_DATA RECORDS_:
******************************
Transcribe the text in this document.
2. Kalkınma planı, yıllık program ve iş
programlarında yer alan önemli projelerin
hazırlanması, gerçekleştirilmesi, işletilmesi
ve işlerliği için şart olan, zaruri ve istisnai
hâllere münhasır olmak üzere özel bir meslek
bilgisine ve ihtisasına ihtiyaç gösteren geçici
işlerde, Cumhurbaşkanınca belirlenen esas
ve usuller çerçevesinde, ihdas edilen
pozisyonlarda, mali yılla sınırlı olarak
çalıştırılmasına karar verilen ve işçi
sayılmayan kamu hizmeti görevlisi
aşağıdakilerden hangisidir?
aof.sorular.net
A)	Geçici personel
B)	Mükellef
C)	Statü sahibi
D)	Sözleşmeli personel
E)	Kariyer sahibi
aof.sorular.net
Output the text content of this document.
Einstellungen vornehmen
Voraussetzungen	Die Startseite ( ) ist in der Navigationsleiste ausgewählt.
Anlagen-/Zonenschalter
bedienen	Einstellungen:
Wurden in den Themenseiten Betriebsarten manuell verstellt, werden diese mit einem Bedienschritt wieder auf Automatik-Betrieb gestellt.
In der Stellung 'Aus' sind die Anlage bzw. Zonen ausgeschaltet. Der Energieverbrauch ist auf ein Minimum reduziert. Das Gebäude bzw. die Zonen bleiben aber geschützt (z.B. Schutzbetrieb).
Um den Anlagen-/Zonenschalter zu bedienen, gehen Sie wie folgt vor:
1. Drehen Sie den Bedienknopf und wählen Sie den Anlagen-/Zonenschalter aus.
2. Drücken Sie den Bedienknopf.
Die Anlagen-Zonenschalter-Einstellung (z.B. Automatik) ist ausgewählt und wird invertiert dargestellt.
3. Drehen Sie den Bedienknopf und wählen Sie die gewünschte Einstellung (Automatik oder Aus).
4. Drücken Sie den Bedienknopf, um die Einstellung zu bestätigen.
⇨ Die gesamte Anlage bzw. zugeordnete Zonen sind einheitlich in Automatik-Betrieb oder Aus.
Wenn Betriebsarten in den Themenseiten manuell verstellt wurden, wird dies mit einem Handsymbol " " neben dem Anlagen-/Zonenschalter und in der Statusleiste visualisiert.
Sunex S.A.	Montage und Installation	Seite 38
******************************
_WHAT YOU NEED TO DO_: Collect the complete line wherever the string "oder" appears in the records.

_EXERCISE SOLUTION_:
3. Drehen Sie den Bedienknopf und wählen Sie die gewünschte Einstellung (Automatik oder Aus).
⇨ Die gesamte Anlage bzw. zugeordnete Zonen sind einheitlich in Automatik-Betrieb oder Aus.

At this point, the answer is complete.